■ What to work on ■
Restate the whole listing word for word. Pictures are left out.

■ Records for the exercise ■
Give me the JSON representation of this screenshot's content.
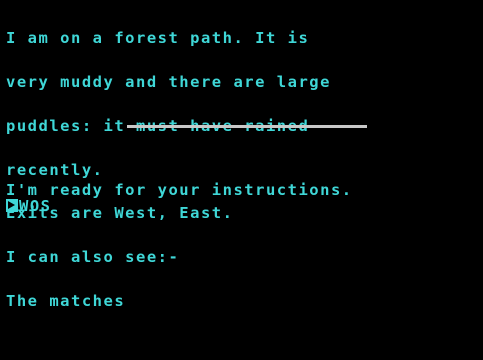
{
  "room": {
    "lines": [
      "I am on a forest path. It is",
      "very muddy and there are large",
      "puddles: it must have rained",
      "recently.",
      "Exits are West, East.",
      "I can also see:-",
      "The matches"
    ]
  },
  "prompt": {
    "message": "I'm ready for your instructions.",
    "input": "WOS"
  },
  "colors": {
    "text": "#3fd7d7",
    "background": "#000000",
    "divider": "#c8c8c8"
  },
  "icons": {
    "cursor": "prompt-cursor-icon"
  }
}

■ Reply to the exercise ■
Give me the JSON representation of this screenshot's content.
{
  "room": {
    "lines": [
      "I am on a forest path. It is",
      "very muddy and there are large",
      "puddles: it must have rained",
      "recently.",
      "Exits are West, East.",
      "I can also see:-",
      "The matches"
    ]
  },
  "prompt": {
    "message": "I'm ready for your instructions.",
    "input": "WOS"
  },
  "colors": {
    "text": "#3fd7d7",
    "background": "#000000",
    "divider": "#c8c8c8"
  },
  "icons": {
    "cursor": "prompt-cursor-icon"
  }
}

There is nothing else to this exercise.